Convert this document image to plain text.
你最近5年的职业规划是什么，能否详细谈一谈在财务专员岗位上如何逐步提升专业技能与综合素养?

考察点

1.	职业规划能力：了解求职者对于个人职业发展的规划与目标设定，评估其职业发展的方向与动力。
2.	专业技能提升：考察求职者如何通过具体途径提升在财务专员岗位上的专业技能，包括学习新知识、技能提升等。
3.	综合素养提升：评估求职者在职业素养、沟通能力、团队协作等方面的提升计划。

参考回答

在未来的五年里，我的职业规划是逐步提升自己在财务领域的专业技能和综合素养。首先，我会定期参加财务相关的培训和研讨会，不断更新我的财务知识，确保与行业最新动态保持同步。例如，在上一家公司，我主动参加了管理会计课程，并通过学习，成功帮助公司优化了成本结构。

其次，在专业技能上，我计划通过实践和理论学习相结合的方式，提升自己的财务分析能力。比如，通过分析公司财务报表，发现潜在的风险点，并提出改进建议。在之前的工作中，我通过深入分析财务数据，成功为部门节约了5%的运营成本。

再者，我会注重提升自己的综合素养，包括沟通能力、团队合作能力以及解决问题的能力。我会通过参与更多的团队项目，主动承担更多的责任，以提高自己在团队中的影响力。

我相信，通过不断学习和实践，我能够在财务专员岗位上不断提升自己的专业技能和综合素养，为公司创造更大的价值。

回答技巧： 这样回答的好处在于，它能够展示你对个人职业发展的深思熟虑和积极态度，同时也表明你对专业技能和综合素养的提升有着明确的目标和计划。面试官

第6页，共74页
...
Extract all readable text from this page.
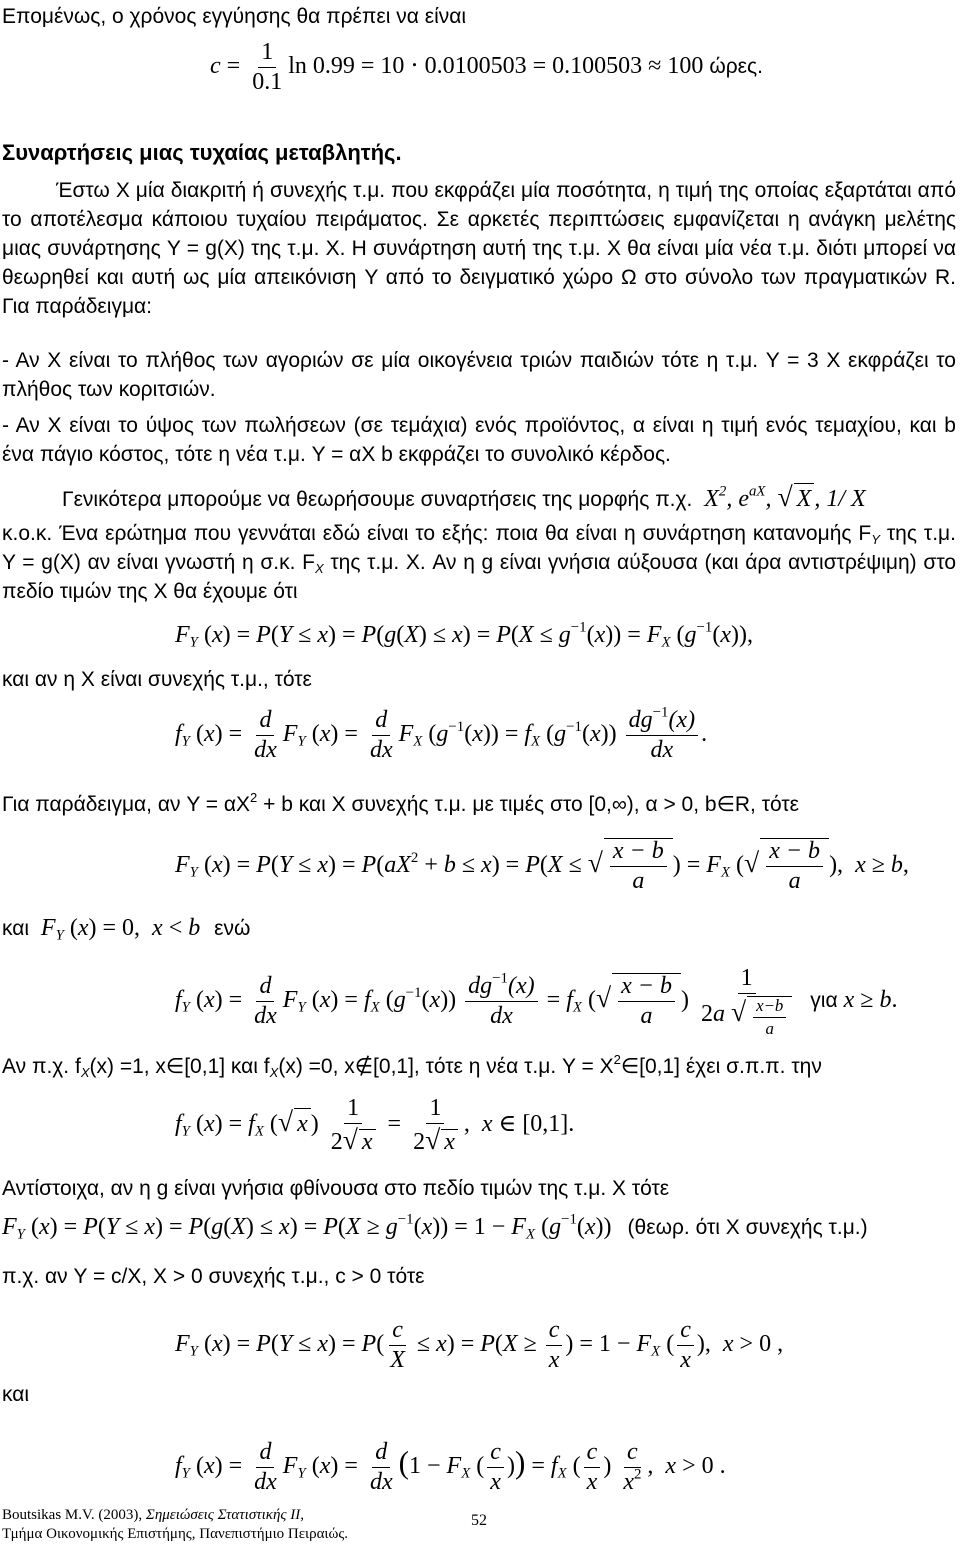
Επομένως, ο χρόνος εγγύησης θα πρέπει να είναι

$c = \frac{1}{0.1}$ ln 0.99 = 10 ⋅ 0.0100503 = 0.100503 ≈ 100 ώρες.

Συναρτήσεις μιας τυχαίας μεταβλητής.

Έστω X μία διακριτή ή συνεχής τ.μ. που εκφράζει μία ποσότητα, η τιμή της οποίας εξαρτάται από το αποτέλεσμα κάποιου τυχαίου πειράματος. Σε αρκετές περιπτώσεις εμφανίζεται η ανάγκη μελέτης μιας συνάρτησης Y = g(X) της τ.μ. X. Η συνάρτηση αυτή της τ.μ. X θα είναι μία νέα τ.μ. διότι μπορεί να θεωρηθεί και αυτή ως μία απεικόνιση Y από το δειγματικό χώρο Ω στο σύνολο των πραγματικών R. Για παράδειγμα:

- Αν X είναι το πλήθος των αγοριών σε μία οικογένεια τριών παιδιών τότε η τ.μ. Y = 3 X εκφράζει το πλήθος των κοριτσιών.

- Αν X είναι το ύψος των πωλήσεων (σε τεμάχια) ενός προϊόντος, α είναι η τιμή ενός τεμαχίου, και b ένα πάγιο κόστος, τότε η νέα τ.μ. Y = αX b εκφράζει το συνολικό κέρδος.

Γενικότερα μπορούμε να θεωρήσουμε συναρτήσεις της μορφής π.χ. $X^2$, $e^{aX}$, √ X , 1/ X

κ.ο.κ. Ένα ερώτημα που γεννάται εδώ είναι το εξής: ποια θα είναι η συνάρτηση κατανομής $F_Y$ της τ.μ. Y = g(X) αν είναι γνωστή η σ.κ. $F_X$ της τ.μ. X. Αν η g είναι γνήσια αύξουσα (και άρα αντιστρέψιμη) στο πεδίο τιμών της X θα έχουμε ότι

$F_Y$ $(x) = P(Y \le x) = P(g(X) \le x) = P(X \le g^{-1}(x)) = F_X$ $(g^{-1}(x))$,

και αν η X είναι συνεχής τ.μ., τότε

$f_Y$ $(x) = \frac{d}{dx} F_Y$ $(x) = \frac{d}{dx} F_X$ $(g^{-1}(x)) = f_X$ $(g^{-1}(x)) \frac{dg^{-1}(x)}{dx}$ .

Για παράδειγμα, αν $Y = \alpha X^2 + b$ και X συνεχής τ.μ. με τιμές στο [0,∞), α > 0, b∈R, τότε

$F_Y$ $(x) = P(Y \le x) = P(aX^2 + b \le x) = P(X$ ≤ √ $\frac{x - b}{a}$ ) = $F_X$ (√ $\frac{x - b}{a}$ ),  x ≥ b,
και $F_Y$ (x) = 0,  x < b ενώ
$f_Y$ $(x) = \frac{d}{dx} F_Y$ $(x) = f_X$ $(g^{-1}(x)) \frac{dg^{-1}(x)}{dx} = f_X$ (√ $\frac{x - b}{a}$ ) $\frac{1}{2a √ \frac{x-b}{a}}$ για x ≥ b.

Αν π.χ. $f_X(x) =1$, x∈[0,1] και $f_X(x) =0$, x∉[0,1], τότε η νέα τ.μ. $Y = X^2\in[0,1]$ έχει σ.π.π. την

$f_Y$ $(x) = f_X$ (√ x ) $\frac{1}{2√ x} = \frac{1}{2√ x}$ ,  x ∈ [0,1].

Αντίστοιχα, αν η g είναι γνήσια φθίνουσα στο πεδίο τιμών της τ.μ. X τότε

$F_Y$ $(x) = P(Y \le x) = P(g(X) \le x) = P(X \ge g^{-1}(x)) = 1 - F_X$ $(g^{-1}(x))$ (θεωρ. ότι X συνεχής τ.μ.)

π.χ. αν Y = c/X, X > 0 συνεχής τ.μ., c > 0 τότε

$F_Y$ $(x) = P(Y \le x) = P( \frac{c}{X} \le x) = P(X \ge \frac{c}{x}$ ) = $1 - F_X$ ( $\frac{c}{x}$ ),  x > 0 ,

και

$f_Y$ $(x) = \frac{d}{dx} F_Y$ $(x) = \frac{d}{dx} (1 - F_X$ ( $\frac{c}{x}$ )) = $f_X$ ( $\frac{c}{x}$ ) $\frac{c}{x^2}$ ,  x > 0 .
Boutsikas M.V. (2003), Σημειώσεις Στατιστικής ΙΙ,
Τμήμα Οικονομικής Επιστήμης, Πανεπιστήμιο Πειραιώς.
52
==
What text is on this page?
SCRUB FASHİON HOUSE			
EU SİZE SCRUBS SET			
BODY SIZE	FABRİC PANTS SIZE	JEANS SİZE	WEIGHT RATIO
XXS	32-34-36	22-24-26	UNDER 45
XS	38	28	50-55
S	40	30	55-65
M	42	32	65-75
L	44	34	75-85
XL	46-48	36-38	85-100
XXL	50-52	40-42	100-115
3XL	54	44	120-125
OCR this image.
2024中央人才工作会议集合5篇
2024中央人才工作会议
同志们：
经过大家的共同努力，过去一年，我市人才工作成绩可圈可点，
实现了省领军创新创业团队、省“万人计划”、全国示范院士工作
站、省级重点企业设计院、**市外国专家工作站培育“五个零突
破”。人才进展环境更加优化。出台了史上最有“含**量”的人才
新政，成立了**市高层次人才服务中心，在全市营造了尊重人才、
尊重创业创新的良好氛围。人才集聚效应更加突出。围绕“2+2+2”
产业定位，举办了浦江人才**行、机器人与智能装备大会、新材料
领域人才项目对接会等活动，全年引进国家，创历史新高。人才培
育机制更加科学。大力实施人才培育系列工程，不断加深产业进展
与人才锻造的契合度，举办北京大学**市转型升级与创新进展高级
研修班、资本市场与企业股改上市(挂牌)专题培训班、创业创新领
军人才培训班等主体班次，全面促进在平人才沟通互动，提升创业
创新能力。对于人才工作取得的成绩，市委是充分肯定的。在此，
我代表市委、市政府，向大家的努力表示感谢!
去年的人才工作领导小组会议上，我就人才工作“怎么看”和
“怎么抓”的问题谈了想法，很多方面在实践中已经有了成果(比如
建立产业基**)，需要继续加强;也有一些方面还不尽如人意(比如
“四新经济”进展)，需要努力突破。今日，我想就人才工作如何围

_GOAL_
Copy out the lines that hold "τιμών".

_EXERCISE RESULT_
κ.ο.κ. Ένα ερώτημα που γεννάται εδώ είναι το εξής: ποια θα είναι η συνάρτηση κατανομής $F_Y$ της τ.μ. Y = g(X) αν είναι γνωστή η σ.κ. $F_X$ της τ.μ. X. Αν η g είναι γνήσια αύξουσα (και άρα αντιστρέψιμη) στο πεδίο τιμών της X θα έχουμε ότι
Αντίστοιχα, αν η g είναι γνήσια φθίνουσα στο πεδίο τιμών της τ.μ. X τότε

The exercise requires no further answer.